Microscopic hematuria - only detectable by microscopic examination of the urine (five or
more RBC/HPF).
symptoms:
- Amount of blood and Colur of urine/blood
- Relationship of blood to stream: Initial -> urethral cause
• Terminal -> prostate or bladder neck, bladder stone
• Total -> bladder and above.
- Presence of clots (pathology is in the UT rather than from the renal parenchmya)
- Irritative symptoms: Frequency, urgency and nocturia.
- risk factors for malignancy: WL, anorexia, smoking and family history.
• flank pain that radiates to the groin: suggestive of a uretric stone.
- Concurrent pyuria + dysuria = UTI
- Recent URTI = infection-related glomerulonephritis positive
- FH of kidney disease: hereditary nephritis, polycystic kidney, or sickle cell disease.

APPLY WHAT YOU READ
(a) In the hematuria notes, which sites or causes are linked to terminal bleeding in relation to the stream?
(b) Reproduce the hematuria notes starting at "- risk factors" and ending at "sickle cell disease.".
(c) State whether each statement agrees with the hematuria notes, answering yes or no and quoting the deciding words: (i) Microscopic hematuria means five or more red blood cells per high-power field. (ii) Blood at the start of the stream indicates a bladder cause. (iii) Pyuria together with dysuria points to a UTI.
Rely solely on the hematuria notes to respond.

(Document layout analysis data)
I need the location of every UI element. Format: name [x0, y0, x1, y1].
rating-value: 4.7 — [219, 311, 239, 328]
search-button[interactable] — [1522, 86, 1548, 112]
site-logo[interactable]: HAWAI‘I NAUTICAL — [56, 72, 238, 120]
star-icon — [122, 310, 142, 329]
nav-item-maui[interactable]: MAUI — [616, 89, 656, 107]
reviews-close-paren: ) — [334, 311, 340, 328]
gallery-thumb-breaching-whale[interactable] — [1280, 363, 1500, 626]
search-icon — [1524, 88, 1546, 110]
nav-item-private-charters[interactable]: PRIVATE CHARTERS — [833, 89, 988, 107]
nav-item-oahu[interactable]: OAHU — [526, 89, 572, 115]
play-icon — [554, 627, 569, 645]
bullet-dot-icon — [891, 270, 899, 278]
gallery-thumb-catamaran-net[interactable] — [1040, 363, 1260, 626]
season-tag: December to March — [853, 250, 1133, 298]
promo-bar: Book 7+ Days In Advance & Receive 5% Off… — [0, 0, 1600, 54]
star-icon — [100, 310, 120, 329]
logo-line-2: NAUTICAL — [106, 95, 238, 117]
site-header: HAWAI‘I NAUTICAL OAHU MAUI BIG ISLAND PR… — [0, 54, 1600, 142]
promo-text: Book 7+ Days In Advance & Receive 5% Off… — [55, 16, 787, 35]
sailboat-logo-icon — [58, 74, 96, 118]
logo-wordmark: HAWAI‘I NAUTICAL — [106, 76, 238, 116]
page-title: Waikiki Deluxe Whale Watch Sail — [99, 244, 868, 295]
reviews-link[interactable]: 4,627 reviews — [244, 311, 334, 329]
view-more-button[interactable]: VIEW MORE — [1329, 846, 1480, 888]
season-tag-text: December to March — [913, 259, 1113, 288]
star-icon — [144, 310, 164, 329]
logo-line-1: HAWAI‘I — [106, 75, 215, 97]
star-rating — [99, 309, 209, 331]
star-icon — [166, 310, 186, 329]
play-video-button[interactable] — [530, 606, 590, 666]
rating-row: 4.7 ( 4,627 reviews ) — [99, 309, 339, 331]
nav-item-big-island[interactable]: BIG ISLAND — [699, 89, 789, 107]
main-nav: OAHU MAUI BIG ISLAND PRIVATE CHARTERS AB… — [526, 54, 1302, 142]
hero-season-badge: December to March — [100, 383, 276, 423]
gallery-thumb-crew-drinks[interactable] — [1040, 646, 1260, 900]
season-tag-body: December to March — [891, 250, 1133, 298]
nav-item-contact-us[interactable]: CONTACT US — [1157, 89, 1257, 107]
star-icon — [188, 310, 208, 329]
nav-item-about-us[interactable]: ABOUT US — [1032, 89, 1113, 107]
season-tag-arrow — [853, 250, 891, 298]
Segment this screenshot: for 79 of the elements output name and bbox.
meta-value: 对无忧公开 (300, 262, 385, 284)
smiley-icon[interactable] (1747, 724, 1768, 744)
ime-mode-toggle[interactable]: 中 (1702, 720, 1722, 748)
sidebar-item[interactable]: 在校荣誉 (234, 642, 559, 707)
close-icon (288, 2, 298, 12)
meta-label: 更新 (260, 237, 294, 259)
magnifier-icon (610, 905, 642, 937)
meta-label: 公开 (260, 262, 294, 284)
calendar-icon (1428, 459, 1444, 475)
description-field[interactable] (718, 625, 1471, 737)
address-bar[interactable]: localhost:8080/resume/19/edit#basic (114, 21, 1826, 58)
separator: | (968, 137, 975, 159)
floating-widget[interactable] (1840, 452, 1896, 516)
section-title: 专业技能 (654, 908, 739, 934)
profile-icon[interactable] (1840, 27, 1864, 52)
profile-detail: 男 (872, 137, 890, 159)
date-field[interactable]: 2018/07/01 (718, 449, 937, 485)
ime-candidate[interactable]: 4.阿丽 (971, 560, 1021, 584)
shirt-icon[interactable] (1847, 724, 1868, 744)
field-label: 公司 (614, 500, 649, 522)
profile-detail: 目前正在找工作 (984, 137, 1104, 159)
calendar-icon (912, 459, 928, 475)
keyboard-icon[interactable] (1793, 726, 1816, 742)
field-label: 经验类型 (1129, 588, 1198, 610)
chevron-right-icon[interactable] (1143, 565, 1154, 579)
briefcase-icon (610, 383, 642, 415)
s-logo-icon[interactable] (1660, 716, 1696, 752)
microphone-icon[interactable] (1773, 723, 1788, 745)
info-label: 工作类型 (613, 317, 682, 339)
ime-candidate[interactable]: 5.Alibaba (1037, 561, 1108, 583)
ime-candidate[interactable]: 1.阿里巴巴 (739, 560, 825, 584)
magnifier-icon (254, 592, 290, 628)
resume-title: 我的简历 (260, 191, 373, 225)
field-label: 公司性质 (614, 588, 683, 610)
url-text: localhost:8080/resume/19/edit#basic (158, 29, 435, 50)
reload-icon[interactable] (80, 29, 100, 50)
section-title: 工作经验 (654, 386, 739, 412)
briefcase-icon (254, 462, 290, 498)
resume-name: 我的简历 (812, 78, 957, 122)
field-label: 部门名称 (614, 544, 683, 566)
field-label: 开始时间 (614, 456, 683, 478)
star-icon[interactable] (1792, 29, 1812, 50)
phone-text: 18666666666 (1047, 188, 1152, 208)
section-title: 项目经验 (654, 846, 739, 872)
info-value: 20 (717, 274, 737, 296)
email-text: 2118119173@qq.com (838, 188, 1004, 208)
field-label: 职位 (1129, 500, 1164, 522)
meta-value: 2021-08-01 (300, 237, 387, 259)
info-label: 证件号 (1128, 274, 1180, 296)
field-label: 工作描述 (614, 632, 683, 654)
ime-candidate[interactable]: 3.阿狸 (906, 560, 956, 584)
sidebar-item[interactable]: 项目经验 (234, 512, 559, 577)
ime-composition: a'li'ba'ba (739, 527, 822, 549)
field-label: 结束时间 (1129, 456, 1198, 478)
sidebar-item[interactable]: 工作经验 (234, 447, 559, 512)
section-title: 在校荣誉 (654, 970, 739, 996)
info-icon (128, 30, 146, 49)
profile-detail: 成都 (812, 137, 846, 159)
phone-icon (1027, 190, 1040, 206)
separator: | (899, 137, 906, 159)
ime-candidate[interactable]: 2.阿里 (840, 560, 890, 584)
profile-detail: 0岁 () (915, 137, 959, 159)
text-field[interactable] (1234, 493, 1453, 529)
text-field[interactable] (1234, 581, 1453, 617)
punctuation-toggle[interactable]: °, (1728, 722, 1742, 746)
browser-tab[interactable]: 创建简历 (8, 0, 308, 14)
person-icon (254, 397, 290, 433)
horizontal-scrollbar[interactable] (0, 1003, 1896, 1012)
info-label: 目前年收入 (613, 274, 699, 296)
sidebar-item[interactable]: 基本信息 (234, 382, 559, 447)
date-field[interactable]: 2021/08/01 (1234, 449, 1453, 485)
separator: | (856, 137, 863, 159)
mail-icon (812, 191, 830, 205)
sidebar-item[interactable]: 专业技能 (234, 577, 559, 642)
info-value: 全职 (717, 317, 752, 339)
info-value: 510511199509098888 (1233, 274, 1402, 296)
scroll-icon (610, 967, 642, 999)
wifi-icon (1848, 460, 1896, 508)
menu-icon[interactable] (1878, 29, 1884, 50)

SOLUTIONS BELOW
(a) Prostate or bladder neck, bladder stone.

(b)
- risk factors for malignancy: WL, anorexia, smoking and family history.
• flank pain that radiates to the groin: suggestive of a uretric stone.
- Concurrent pyuria + dysuria = UTI
- Recent URTI = infection-related glomerulonephritis positive
- FH of kidney disease: hereditary nephritis, polycystic kidney, or sickle cell disease.

(c)
(i) Yes: "five or more RBC/HPF"
(ii) No: "Initial -> urethral cause"
(iii) Yes: "Concurrent pyuria + dysuria = UTI"